§ GOAL:
Each line below should be reproduced without any alteration.
+-------+
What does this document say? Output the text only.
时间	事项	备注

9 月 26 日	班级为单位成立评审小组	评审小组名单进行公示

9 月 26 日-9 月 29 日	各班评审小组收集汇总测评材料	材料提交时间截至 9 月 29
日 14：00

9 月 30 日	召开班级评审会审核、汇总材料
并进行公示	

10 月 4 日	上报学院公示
+-------+
§ TASK RESULT:
What does this document say? Output the text only.
时间	事项	备注

9 月 26 日	班级为单位成立评审小组	评审小组名单进行公示

9 月 26 日-9 月 29 日	各班评审小组收集汇总测评材料	材料提交时间截至 9 月 29
日 14：00

9 月 30 日	召开班级评审会审核、汇总材料
并进行公示	

10 月 4 日	上报学院公示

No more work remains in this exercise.